# Supplied passage:
>>

Communication Spaces in Europe

The project »Communication Spaces in Europe. Jewish Cultures of Knowledge Beyond National Borders«, was conducted from 1 February 2007 to 31 March 2010 and dealt with transnational communication forms within Jewish cultures of knowledge in the nineteenth and twentieth century. Proceeding from the diasporic character of Jewish life worlds, historians, Jewish Studies scholars, sociologists, educators and museologists explored the trans-territorial networks of Jewish life worlds from an interdisciplinary perspective. They investigated how Jewish life worlds in the past transported knowledge over long distances, spaces and cultural boundaries. They also looked at the way in which Jewish cultures of knowledge were in a sense inscribed with European elements. What is European was not viewed as a fixed place, a homogeneous unit or a  territory definable in clear boundaries. Rather, the intention was for the perspective of Jewish cultures of knowledge to sharpen awareness of what is European, namely all those attributes involving the surmounting of spatial, religious and cultural narrowness and confines. The aim of the project was to understand the general dimensions of what is European through the particular prisms of Jewish cultures of knowledge.

<<

# Stated task a:
According to the passage on communication spaces in Europe, during what period was the project conducted?

# Extracted information:
>>

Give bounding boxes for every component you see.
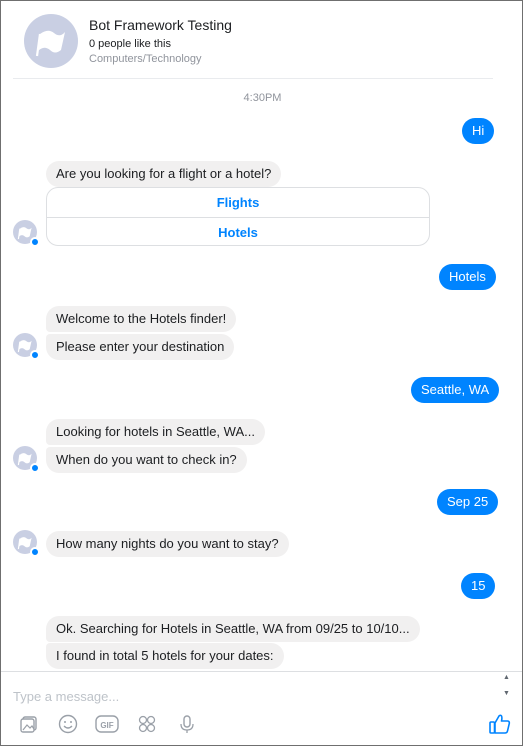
flag-icon xyxy=(35,30,65,57)
quick-reply-flights-button[interactable]: Flights xyxy=(47,188,429,217)
bot-message[interactable]: I found in total 5 hotels for your dates… xyxy=(46,643,284,669)
user-message[interactable]: Hi xyxy=(462,118,495,144)
emoji-icon xyxy=(58,714,78,734)
user-message[interactable]: Hotels xyxy=(439,264,496,290)
messenger-badge-icon xyxy=(30,237,40,247)
bot-message[interactable]: When do you want to check in? xyxy=(46,447,247,473)
thumbs-up-icon xyxy=(489,714,511,734)
page-name[interactable]: Bot Framework Testing xyxy=(89,17,232,33)
gif-button[interactable]: GIF xyxy=(94,713,120,735)
photo-icon xyxy=(20,716,37,733)
conversation-header: Bot Framework Testing 0 people like this… xyxy=(1,1,522,79)
quick-replies-card: Flights Hotels xyxy=(46,187,430,246)
message-input[interactable]: Type a message... xyxy=(13,689,119,704)
bot-message[interactable]: Please enter your destination xyxy=(46,334,235,360)
scroll-down-arrow-icon[interactable]: ▼ xyxy=(503,690,510,697)
messenger-badge-icon xyxy=(30,350,40,360)
page-likes: 0 people like this xyxy=(89,38,171,50)
stickers-button[interactable] xyxy=(136,713,158,735)
bot-avatar[interactable] xyxy=(13,220,40,247)
user-message[interactable]: Sep 25 xyxy=(437,489,499,515)
bot-message[interactable]: How many nights do you want to stay? xyxy=(46,531,289,557)
photo-button[interactable] xyxy=(18,713,40,735)
quick-reply-hotels-button[interactable]: Hotels xyxy=(47,217,429,245)
messenger-badge-icon xyxy=(30,463,40,473)
stickers-icon xyxy=(138,715,156,733)
header-divider xyxy=(13,78,493,79)
svg-text:GIF: GIF xyxy=(100,721,113,730)
user-message[interactable]: 15 xyxy=(461,573,496,599)
messenger-window: Bot Framework Testing 0 people like this… xyxy=(0,0,523,746)
composer-divider xyxy=(1,671,522,672)
bot-avatar[interactable] xyxy=(13,333,40,360)
page-avatar[interactable] xyxy=(24,14,78,68)
bot-message[interactable]: Are you looking for a flight or a hotel? xyxy=(46,161,282,187)
bot-message[interactable]: Welcome to the Hotels finder! xyxy=(46,306,237,332)
voice-clip-button[interactable] xyxy=(176,713,198,735)
scroll-up-arrow-icon[interactable]: ▲ xyxy=(503,674,510,681)
message-timestamp: 4:30PM xyxy=(243,92,282,104)
emoji-button[interactable] xyxy=(57,713,79,735)
bot-message[interactable]: Looking for hotels in Seattle, WA... xyxy=(46,419,265,445)
microphone-icon xyxy=(180,715,194,733)
messenger-badge-icon xyxy=(30,547,40,557)
send-like-button[interactable] xyxy=(488,712,512,736)
user-message[interactable]: Seattle, WA xyxy=(411,377,500,403)
page-category: Computers/Technology xyxy=(89,53,202,65)
bot-message[interactable]: Ok. Searching for Hotels in Seattle, WA … xyxy=(46,616,420,642)
bot-avatar[interactable] xyxy=(13,530,40,557)
gif-icon: GIF xyxy=(95,715,119,733)
bot-avatar[interactable] xyxy=(13,446,40,473)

<<

# Stated task b:
In the records, rename "bot-message" to "assistant-message" in the lines starting at "flag-icon xyxy=(35,30,65,57)" and ending at "user-message[interactable]: Hi xyxy=(462,118,495,144)", leaving everything else unchanged. Give only those lines.

# Exercise solution a:
From 1 February 2007 to 31 March 2010.

# Exercise solution b:
flag-icon xyxy=(35,30,65,57)
quick-reply-flights-button[interactable]: Flights xyxy=(47,188,429,217)
assistant-message[interactable]: I found in total 5 hotels for your dates… xyxy=(46,643,284,669)
user-message[interactable]: Hi xyxy=(462,118,495,144)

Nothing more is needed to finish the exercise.